>> BEGIN Task input
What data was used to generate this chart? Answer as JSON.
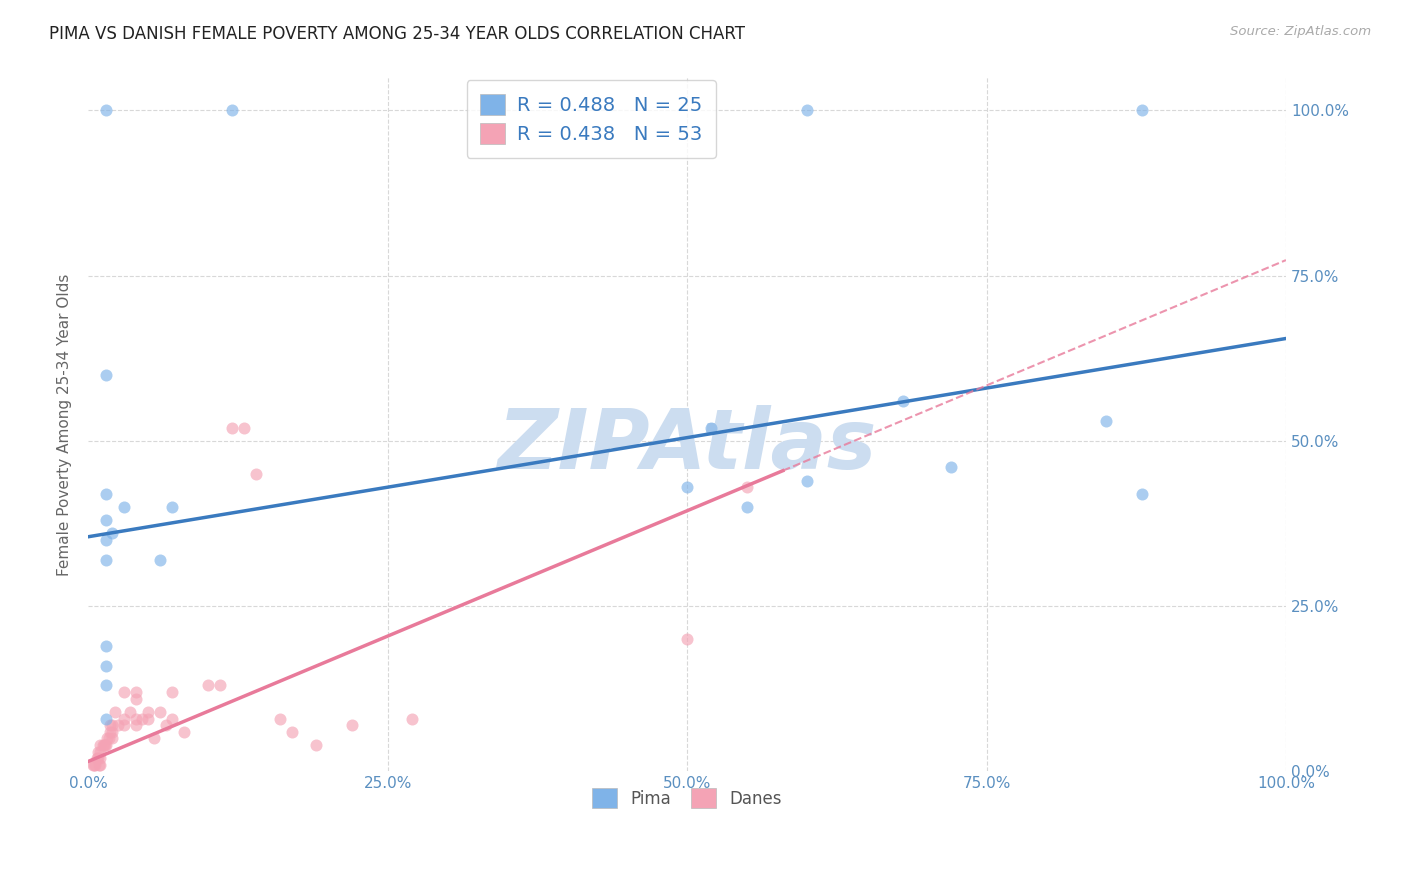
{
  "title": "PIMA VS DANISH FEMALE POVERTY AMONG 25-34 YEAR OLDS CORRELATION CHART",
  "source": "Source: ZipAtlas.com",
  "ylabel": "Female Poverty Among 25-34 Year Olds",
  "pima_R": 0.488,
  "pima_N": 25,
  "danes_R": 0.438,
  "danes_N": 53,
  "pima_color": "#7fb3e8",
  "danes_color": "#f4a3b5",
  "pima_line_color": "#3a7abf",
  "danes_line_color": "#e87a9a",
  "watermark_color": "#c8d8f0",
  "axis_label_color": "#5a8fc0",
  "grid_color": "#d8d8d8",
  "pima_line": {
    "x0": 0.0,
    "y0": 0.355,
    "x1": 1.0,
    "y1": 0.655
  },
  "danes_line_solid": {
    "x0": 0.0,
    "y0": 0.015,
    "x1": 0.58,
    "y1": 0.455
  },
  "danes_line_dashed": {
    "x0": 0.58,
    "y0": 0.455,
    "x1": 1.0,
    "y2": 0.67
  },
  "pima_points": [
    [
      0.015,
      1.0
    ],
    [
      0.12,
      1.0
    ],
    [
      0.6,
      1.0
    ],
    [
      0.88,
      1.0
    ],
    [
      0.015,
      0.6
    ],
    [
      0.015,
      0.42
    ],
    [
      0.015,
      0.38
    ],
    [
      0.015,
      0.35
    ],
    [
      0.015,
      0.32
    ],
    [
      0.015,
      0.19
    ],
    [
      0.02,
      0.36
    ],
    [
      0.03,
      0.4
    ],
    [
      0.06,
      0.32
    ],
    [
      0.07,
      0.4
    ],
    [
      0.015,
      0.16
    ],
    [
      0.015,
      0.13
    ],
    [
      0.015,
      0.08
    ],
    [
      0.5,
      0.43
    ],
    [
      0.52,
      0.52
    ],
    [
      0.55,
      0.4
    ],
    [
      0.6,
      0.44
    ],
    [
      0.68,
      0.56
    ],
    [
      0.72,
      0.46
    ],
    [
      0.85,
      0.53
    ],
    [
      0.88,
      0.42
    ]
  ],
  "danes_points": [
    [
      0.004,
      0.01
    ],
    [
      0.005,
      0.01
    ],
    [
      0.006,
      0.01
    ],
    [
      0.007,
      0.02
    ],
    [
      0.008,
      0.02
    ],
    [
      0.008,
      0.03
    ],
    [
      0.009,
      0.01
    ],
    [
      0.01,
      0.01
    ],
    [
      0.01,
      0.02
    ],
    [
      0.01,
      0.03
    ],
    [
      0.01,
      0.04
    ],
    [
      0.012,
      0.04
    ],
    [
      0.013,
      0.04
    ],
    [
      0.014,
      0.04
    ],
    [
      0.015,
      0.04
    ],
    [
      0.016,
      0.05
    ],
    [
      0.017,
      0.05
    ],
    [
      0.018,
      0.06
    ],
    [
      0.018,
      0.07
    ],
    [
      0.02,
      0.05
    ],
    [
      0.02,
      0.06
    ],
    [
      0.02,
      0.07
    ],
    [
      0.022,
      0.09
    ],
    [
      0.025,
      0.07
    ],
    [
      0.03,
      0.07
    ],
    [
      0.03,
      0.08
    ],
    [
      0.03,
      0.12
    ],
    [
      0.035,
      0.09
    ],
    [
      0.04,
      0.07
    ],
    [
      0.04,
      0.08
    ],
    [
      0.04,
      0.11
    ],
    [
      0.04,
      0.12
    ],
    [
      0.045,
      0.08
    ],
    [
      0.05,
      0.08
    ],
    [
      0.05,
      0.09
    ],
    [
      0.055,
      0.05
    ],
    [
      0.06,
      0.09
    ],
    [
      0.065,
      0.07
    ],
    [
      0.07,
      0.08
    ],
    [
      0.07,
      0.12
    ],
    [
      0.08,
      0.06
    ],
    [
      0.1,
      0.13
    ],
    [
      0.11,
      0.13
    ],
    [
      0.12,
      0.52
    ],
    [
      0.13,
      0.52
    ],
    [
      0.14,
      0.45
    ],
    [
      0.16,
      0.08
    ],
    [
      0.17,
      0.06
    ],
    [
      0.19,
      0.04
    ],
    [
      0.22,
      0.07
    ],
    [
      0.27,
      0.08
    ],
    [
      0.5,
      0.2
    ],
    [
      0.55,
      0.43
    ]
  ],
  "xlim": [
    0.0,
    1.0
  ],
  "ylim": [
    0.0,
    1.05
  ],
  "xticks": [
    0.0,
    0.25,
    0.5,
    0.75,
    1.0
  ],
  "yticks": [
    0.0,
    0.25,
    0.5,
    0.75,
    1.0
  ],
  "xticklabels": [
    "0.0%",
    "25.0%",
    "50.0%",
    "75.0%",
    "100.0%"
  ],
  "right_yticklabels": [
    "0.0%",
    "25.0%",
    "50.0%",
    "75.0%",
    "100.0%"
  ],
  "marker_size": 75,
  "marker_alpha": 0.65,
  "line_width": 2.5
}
>> END Task input
### What you will do
Quote every entry exactly, with the pictures omitted.

### Task answer
What data was used to generate this chart? Answer as JSON.
{
  "title": "PIMA VS DANISH FEMALE POVERTY AMONG 25-34 YEAR OLDS CORRELATION CHART",
  "source": "Source: ZipAtlas.com",
  "ylabel": "Female Poverty Among 25-34 Year Olds",
  "pima_R": 0.488,
  "pima_N": 25,
  "danes_R": 0.438,
  "danes_N": 53,
  "pima_color": "#7fb3e8",
  "danes_color": "#f4a3b5",
  "pima_line_color": "#3a7abf",
  "danes_line_color": "#e87a9a",
  "watermark_color": "#c8d8f0",
  "axis_label_color": "#5a8fc0",
  "grid_color": "#d8d8d8",
  "pima_line": {
    "x0": 0.0,
    "y0": 0.355,
    "x1": 1.0,
    "y1": 0.655
  },
  "danes_line_solid": {
    "x0": 0.0,
    "y0": 0.015,
    "x1": 0.58,
    "y1": 0.455
  },
  "danes_line_dashed": {
    "x0": 0.58,
    "y0": 0.455,
    "x1": 1.0,
    "y2": 0.67
  },
  "pima_points": [
    [
      0.015,
      1.0
    ],
    [
      0.12,
      1.0
    ],
    [
      0.6,
      1.0
    ],
    [
      0.88,
      1.0
    ],
    [
      0.015,
      0.6
    ],
    [
      0.015,
      0.42
    ],
    [
      0.015,
      0.38
    ],
    [
      0.015,
      0.35
    ],
    [
      0.015,
      0.32
    ],
    [
      0.015,
      0.19
    ],
    [
      0.02,
      0.36
    ],
    [
      0.03,
      0.4
    ],
    [
      0.06,
      0.32
    ],
    [
      0.07,
      0.4
    ],
    [
      0.015,
      0.16
    ],
    [
      0.015,
      0.13
    ],
    [
      0.015,
      0.08
    ],
    [
      0.5,
      0.43
    ],
    [
      0.52,
      0.52
    ],
    [
      0.55,
      0.4
    ],
    [
      0.6,
      0.44
    ],
    [
      0.68,
      0.56
    ],
    [
      0.72,
      0.46
    ],
    [
      0.85,
      0.53
    ],
    [
      0.88,
      0.42
    ]
  ],
  "danes_points": [
    [
      0.004,
      0.01
    ],
    [
      0.005,
      0.01
    ],
    [
      0.006,
      0.01
    ],
    [
      0.007,
      0.02
    ],
    [
      0.008,
      0.02
    ],
    [
      0.008,
      0.03
    ],
    [
      0.009,
      0.01
    ],
    [
      0.01,
      0.01
    ],
    [
      0.01,
      0.02
    ],
    [
      0.01,
      0.03
    ],
    [
      0.01,
      0.04
    ],
    [
      0.012,
      0.04
    ],
    [
      0.013,
      0.04
    ],
    [
      0.014,
      0.04
    ],
    [
      0.015,
      0.04
    ],
    [
      0.016,
      0.05
    ],
    [
      0.017,
      0.05
    ],
    [
      0.018,
      0.06
    ],
    [
      0.018,
      0.07
    ],
    [
      0.02,
      0.05
    ],
    [
      0.02,
      0.06
    ],
    [
      0.02,
      0.07
    ],
    [
      0.022,
      0.09
    ],
    [
      0.025,
      0.07
    ],
    [
      0.03,
      0.07
    ],
    [
      0.03,
      0.08
    ],
    [
      0.03,
      0.12
    ],
    [
      0.035,
      0.09
    ],
    [
      0.04,
      0.07
    ],
    [
      0.04,
      0.08
    ],
    [
      0.04,
      0.11
    ],
    [
      0.04,
      0.12
    ],
    [
      0.045,
      0.08
    ],
    [
      0.05,
      0.08
    ],
    [
      0.05,
      0.09
    ],
    [
      0.055,
      0.05
    ],
    [
      0.06,
      0.09
    ],
    [
      0.065,
      0.07
    ],
    [
      0.07,
      0.08
    ],
    [
      0.07,
      0.12
    ],
    [
      0.08,
      0.06
    ],
    [
      0.1,
      0.13
    ],
    [
      0.11,
      0.13
    ],
    [
      0.12,
      0.52
    ],
    [
      0.13,
      0.52
    ],
    [
      0.14,
      0.45
    ],
    [
      0.16,
      0.08
    ],
    [
      0.17,
      0.06
    ],
    [
      0.19,
      0.04
    ],
    [
      0.22,
      0.07
    ],
    [
      0.27,
      0.08
    ],
    [
      0.5,
      0.2
    ],
    [
      0.55,
      0.43
    ]
  ],
  "xlim": [
    0.0,
    1.0
  ],
  "ylim": [
    0.0,
    1.05
  ],
  "xticks": [
    0.0,
    0.25,
    0.5,
    0.75,
    1.0
  ],
  "yticks": [
    0.0,
    0.25,
    0.5,
    0.75,
    1.0
  ],
  "xticklabels": [
    "0.0%",
    "25.0%",
    "50.0%",
    "75.0%",
    "100.0%"
  ],
  "right_yticklabels": [
    "0.0%",
    "25.0%",
    "50.0%",
    "75.0%",
    "100.0%"
  ],
  "marker_size": 75,
  "marker_alpha": 0.65,
  "line_width": 2.5
}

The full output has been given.